» **TASK STATEMENT**
Each line holding the word "style" counts once; give the total and nothing more.

» **DATA ENTRIES**
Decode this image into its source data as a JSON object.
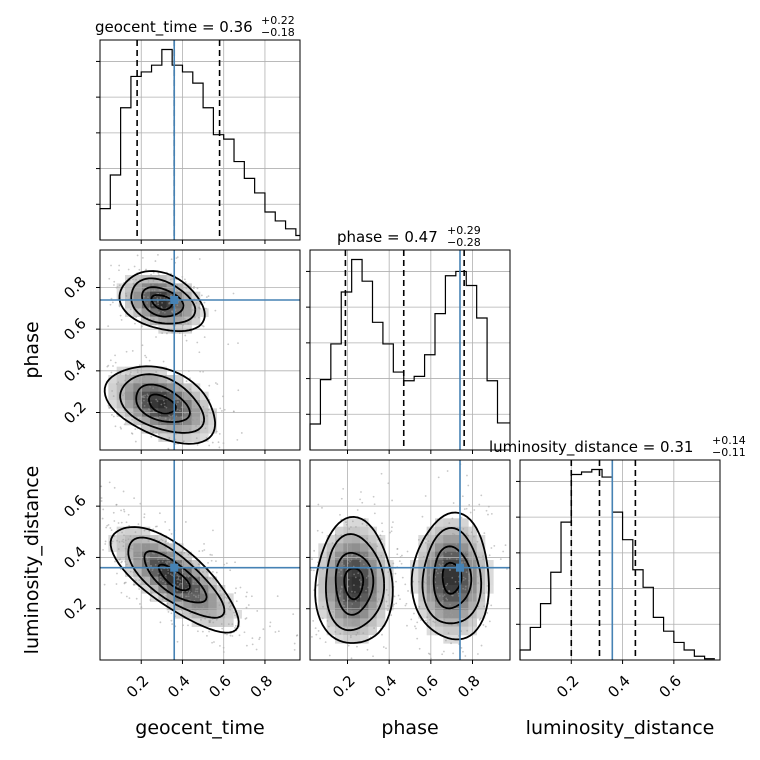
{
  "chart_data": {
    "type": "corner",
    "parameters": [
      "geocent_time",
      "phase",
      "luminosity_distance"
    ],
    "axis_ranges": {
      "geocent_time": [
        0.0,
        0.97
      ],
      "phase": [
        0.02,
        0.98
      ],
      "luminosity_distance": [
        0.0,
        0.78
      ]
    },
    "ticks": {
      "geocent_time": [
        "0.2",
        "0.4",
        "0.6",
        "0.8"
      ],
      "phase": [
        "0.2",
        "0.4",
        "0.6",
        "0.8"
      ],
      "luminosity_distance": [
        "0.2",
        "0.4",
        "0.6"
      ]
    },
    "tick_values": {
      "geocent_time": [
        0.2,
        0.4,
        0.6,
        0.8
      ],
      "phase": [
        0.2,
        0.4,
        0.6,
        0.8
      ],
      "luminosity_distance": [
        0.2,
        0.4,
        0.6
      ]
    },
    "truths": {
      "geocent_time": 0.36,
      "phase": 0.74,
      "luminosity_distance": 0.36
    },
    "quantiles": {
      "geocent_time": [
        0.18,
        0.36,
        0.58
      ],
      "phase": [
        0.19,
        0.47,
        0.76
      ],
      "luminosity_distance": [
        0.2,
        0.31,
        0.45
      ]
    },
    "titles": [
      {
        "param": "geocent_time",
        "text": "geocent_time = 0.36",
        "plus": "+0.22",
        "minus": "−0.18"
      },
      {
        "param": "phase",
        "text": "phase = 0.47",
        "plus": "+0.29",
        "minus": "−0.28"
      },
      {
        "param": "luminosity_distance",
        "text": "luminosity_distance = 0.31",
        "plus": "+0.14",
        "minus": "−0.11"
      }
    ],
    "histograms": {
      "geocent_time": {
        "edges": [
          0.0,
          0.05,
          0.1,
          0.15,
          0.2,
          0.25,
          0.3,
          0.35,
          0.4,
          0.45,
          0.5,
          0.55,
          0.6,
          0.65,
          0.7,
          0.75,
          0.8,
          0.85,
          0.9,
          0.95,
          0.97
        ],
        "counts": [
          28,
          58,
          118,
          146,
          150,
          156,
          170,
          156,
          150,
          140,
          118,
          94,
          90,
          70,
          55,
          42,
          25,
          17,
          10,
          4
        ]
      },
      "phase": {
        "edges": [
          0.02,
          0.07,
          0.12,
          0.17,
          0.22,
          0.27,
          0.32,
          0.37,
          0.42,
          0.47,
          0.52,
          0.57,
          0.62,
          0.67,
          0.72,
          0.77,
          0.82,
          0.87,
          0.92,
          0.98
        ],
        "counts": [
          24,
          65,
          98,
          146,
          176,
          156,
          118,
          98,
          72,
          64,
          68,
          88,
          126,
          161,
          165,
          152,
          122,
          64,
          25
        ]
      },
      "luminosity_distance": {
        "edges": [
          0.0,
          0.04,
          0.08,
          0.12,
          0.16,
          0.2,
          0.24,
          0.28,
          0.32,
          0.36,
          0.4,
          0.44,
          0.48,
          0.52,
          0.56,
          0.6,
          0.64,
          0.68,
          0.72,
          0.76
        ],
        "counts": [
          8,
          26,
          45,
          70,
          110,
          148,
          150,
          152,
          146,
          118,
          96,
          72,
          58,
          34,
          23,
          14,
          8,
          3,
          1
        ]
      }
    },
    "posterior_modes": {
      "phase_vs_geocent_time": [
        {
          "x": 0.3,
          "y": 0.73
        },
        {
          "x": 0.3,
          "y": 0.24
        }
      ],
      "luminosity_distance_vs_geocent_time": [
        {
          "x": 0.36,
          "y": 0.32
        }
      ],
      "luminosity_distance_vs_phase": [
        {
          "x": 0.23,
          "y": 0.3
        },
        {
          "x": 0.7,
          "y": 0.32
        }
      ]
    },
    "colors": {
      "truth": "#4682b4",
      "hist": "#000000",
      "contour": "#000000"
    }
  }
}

--

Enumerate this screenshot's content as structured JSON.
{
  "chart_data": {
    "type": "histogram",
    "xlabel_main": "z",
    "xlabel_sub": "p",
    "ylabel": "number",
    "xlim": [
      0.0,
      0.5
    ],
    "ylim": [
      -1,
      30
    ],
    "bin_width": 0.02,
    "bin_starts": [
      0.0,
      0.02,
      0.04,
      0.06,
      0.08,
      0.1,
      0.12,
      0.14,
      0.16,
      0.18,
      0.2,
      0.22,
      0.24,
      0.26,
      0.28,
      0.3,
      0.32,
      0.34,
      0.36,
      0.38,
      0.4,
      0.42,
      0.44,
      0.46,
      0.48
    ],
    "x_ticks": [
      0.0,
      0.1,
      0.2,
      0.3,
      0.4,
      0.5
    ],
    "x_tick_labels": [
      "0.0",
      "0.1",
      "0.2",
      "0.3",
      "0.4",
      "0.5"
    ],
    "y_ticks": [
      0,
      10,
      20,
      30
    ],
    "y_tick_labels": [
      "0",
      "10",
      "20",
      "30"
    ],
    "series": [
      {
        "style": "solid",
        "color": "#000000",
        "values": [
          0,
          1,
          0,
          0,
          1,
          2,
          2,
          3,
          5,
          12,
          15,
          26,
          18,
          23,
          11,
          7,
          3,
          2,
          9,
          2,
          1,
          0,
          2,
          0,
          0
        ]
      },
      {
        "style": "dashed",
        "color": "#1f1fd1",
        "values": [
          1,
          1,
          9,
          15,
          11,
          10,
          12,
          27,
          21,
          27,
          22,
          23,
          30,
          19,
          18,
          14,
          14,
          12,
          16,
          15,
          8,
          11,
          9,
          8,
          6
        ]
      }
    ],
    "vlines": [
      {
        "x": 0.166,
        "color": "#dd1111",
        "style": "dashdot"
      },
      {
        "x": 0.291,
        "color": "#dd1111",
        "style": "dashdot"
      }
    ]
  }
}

» **EXERCISE ANSWER**
4